All posts

Python Topic Modeling With a BERT Model

Yujian Tang December 6, 2022 in Tutorials

Python Topic Modeling With a BERT Model

Topic detection is a commonly sought-after Natural Language Processing (NLP) technique. It’s especially useful for getting high-level views of your conversations, emails, or documents. In this example, we’re going to take a look at BERT, a large language model, and how you can use a BERT-derived library to do topic detection.

What is BERT?

BERT (“Bidirectional Encoder Representations from Transformers”) is a popular large language model created and published in 2018. BERT is widely used in research and production settings—Google even implements BERT in its search engine.

By 2020, BERT had become a standard benchmark for NLP applications with over 150 citations. At its core, it is built like many transformer models. The main difference between transformer models and Recurrent Neural Networks (RNNs), another classic in the NLP toolkit, is that they process the input all at once.

While RNNs have been around for decades, starting with the Hopfield network in the 1980s, RNNs evolved to include Long Short Term Memory (LSTM) Models by the end of the 1990s. More recent NLP architecture models hit the scene in the 2010s. In 2014, the Gated Recurrent Unit model was introduced to speed up LSTMs.

In 2017, transformer models were introduced. They not only allow for running predictions on the entire input at once but also more parallelization at training time. In the years since, transformer models are increasingly the architecture of choice for both NLP and image processing tasks.

The original BERT language model was trained on over 800 million words from BooksCorpus and over 2.5 billion words from Wikipedia. It was originally trained on two tasks: language modeling and next sentence prediction. 

Since its inception, BERT has inspired many other models and use cases. One example is in topic detection with BERTopic, which we’ll cover below.

Introduction to BERTopic

BERTopic is an open-source library that uses a BERT model to do Topic Detection with class-based TF-IDF procedure. TF-IDF stands for “Term Frequency - Inverse Document Frequency”. TF-IDF is an algorithm that weights the importance of words in a corpus, exactly as the name implies. The more frequently a word appears in a document, the more important it is. However, the more you see that word across documents, the less important it becomes.

An example of this could be the word “the”. You probably see the word “the” a lot in a single document. However, it also appears in many documents. On the other hand, a word like “BERT” would not appear in as many documents but may appear many times in a document on NLP. In this case, a TF-IDF model would probably say that BERT is an important word that defines the topic of a small set of documents.

Using BERTopic for Topic Modeling in Python

Now that we’ve covered the basic history and ideas behind the BERT model and BERTopic library, let’s take a look at how we can use it. We’re not only going to use the library, but also explore the modeled data set, discuss the modeled topic, and visualize the resulting document clusters.

Before we get started, we’ll need to install a few libraries. We need BERTopic, Scikit Learn, NumPy, Pandas, and MatPlotLib. Install these libraries using the package manager of your choice. In this case, I’ll be using pip install bertopic sklearn numpy pandas matplotlib.

Exploring a Topic Modeling Dataset

The first thing we’re going to do is get our BERTopic model and example dataset from sklearn

In this example, we use the set of documents stored in fetch_20newsgroups from the datasets in sklearn. All we need to do to get these documents is to call the fetch_20newsgroups function and extract the data element.
|---|
• [Tasks]
1. From the BERT topic modeling tutorial, output the part that opens with the words containing "By 2020, BERT" and closes with "speed up LSTMs.".
2. According to the BERT topic modeling tutorial, how many words from Wikipedia were used to train the original BERT language model?
3. List every library the BERT topic modeling tutorial says must be installed before getting started.

[Entries drawn from a collection]
|---|
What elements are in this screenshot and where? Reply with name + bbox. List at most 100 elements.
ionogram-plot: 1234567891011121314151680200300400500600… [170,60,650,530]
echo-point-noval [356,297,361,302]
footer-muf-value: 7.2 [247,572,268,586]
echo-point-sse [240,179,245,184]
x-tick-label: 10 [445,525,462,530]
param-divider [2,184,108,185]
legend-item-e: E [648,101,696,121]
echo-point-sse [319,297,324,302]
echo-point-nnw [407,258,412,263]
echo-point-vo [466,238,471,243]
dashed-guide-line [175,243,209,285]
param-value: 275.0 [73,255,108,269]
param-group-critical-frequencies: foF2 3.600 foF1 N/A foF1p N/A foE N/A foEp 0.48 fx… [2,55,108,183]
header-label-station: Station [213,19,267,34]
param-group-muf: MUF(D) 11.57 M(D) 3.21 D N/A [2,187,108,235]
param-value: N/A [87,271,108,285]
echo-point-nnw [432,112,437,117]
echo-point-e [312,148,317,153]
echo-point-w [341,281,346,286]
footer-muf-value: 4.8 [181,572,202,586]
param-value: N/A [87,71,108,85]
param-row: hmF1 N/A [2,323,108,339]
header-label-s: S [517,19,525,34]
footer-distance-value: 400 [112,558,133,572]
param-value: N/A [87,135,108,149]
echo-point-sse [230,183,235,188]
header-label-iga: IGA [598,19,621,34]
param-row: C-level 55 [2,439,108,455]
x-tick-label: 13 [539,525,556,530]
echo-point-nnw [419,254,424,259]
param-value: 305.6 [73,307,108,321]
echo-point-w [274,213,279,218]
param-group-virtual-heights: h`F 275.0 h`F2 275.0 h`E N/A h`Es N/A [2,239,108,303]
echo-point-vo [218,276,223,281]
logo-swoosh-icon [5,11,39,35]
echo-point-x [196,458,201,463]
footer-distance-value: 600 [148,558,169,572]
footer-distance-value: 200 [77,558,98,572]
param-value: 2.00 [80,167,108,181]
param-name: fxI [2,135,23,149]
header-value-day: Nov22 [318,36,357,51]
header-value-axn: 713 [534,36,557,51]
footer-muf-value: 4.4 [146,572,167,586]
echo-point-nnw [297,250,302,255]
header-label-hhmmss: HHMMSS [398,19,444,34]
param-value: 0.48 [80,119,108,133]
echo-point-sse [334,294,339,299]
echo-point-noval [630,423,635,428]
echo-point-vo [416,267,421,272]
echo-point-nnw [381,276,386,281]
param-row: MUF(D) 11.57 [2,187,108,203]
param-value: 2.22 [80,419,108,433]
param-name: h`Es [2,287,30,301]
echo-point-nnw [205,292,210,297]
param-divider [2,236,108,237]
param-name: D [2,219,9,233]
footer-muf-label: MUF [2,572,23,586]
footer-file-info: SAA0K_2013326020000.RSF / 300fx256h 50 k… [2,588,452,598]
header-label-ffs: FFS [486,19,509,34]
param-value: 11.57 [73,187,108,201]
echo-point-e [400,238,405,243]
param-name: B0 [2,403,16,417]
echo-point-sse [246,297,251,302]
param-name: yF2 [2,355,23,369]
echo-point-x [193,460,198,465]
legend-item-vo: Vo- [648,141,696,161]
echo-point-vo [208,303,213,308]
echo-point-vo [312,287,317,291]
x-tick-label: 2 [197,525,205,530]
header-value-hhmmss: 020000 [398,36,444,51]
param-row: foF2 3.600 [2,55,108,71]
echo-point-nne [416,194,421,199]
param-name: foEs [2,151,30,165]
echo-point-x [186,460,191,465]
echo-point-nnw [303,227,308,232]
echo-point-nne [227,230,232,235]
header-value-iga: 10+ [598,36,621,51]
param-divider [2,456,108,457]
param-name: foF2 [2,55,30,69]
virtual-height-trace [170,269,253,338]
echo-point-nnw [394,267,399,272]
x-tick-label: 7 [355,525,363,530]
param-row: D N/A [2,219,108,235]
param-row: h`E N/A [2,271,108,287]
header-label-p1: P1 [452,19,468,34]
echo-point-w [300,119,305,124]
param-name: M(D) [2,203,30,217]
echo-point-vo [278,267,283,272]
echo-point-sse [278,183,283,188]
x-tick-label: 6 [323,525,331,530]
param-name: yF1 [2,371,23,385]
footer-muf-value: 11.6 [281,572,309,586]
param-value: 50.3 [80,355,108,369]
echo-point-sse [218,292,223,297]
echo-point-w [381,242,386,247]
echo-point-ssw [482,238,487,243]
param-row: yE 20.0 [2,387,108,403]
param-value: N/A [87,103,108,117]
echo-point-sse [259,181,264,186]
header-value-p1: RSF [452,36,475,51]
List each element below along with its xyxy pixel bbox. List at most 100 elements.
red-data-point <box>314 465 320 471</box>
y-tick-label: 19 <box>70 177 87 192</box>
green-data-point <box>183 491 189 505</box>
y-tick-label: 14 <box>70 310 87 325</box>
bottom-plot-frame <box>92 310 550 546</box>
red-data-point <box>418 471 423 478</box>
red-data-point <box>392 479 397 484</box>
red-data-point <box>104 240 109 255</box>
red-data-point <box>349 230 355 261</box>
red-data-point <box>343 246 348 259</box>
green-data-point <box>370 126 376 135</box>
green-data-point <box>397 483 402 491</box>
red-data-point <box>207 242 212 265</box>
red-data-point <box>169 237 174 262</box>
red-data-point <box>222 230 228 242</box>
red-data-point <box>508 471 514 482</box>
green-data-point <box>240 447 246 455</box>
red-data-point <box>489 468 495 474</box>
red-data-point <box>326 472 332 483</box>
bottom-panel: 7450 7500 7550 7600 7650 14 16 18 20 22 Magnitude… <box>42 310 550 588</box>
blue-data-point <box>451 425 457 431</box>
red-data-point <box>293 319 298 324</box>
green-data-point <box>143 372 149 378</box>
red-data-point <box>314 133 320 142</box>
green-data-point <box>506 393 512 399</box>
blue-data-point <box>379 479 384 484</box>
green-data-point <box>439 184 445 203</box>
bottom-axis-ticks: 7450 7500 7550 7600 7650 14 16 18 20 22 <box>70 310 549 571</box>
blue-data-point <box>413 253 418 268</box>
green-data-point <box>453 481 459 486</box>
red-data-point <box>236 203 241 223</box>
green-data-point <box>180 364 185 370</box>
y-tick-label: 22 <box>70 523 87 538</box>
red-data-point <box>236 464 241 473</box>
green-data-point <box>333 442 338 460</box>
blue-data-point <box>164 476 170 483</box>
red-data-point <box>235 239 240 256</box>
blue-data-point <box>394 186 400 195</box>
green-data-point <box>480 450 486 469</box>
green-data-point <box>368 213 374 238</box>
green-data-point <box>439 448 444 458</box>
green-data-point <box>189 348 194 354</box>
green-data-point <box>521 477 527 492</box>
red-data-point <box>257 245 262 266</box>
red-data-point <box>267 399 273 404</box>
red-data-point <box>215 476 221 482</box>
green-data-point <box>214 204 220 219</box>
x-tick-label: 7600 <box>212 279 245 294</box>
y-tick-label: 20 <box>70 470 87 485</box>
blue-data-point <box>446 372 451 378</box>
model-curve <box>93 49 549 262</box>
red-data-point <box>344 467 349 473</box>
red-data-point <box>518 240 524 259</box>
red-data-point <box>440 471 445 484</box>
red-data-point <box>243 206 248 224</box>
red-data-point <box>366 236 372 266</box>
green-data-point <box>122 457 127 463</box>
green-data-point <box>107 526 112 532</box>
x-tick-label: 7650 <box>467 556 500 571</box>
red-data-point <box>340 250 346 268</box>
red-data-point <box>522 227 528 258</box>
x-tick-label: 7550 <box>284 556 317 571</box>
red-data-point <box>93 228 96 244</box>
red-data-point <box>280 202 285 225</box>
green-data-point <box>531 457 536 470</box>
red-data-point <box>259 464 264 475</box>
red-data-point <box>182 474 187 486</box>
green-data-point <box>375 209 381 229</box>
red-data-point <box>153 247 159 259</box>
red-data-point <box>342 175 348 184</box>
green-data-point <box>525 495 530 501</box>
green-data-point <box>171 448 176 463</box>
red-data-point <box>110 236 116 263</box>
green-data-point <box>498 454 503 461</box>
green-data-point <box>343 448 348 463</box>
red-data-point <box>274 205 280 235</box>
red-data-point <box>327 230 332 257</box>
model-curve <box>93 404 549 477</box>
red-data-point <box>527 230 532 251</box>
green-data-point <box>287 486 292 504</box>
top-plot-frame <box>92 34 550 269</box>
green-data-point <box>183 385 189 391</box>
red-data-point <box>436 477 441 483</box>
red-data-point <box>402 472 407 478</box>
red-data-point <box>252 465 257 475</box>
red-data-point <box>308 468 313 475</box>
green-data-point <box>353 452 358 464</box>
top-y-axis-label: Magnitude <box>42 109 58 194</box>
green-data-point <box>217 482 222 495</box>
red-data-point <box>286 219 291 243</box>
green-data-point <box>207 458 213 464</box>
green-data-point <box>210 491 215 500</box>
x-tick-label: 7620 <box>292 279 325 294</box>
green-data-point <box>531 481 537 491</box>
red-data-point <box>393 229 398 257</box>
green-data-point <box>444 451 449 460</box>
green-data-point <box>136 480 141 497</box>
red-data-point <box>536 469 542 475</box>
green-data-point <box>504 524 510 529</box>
|---|
• [List of solutions]
1.
By 2020, BERT had become a standard benchmark for NLP applications with over 150 citations. At its core, it is built like many transformer models. The main difference between transformer models and Recurrent Neural Networks (RNNs), another classic in the NLP toolkit, is that they process the input all at once.

While RNNs have been around for decades, starting with the Hopfield network in the 1980s, RNNs evolved to include Long Short Term Memory (LSTM) Models by the end of the 1990s. More recent NLP architecture models hit the scene in the 2010s. In 2014, the Gated Recurrent Unit model was introduced to speed up LSTMs.

2. Over 2.5 billion words.

3. BERTopic, Scikit Learn, NumPy, Pandas, MatPlotLib